◆ What needs to be done:
Using the listing below, please gather every line containing the word "into".

◆ Data:
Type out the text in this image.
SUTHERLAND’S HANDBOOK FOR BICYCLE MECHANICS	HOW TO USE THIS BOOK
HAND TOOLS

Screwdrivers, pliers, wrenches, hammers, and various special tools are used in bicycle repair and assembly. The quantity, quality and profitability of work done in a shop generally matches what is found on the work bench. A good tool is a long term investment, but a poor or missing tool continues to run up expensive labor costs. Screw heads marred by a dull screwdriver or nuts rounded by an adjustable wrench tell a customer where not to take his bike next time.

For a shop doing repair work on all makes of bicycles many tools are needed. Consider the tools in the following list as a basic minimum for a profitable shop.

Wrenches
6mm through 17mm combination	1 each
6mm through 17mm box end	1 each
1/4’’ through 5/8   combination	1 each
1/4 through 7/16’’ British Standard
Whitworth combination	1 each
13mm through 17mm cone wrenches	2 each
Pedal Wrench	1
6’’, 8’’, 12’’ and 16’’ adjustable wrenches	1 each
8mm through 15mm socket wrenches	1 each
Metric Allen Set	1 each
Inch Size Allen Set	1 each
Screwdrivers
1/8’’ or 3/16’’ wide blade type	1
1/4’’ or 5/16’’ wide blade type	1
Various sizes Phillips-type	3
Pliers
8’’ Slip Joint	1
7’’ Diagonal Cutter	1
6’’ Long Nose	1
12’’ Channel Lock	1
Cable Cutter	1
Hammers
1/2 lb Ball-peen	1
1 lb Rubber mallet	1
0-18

---

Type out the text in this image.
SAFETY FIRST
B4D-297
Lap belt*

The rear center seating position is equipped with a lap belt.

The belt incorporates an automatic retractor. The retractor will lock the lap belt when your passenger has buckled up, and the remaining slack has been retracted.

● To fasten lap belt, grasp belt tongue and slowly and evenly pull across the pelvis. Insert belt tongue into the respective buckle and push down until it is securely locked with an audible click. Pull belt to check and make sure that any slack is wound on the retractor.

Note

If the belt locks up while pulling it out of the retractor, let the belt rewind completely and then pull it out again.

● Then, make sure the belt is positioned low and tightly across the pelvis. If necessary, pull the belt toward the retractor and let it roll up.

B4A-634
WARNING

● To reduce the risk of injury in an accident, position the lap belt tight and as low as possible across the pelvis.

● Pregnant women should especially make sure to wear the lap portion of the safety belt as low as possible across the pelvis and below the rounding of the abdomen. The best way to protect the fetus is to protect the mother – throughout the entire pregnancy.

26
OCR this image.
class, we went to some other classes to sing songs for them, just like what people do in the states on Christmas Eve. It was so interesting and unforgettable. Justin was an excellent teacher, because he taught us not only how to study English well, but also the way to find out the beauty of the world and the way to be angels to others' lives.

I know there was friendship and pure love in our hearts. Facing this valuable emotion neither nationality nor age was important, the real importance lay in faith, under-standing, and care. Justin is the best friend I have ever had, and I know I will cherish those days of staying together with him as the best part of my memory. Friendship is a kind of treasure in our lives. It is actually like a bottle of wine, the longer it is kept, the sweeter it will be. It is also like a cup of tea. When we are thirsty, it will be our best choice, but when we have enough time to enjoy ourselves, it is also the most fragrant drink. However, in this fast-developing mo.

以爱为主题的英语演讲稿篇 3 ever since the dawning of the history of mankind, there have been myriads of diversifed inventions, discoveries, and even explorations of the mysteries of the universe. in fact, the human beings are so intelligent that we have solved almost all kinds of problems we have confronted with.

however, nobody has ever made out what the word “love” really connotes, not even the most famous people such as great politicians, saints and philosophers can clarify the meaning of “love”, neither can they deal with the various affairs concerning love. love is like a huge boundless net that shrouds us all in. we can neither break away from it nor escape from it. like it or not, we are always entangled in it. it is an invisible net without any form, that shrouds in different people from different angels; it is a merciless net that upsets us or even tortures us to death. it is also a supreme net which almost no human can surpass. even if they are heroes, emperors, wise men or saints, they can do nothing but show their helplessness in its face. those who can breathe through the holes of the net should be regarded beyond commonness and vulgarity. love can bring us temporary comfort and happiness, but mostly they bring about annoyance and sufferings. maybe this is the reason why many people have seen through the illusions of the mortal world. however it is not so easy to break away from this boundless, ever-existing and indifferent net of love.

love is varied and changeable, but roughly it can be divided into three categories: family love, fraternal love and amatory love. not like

◆ Reply:
● To fasten lap belt, grasp belt tongue and slowly and evenly pull across the pelvis. Insert belt tongue into the respective buckle and push down until it is securely locked with an audible click. Pull belt to check and make sure that any slack is wound on the retractor.
love is varied and changeable, but roughly it can be divided into three categories: family love, fraternal love and amatory love. not like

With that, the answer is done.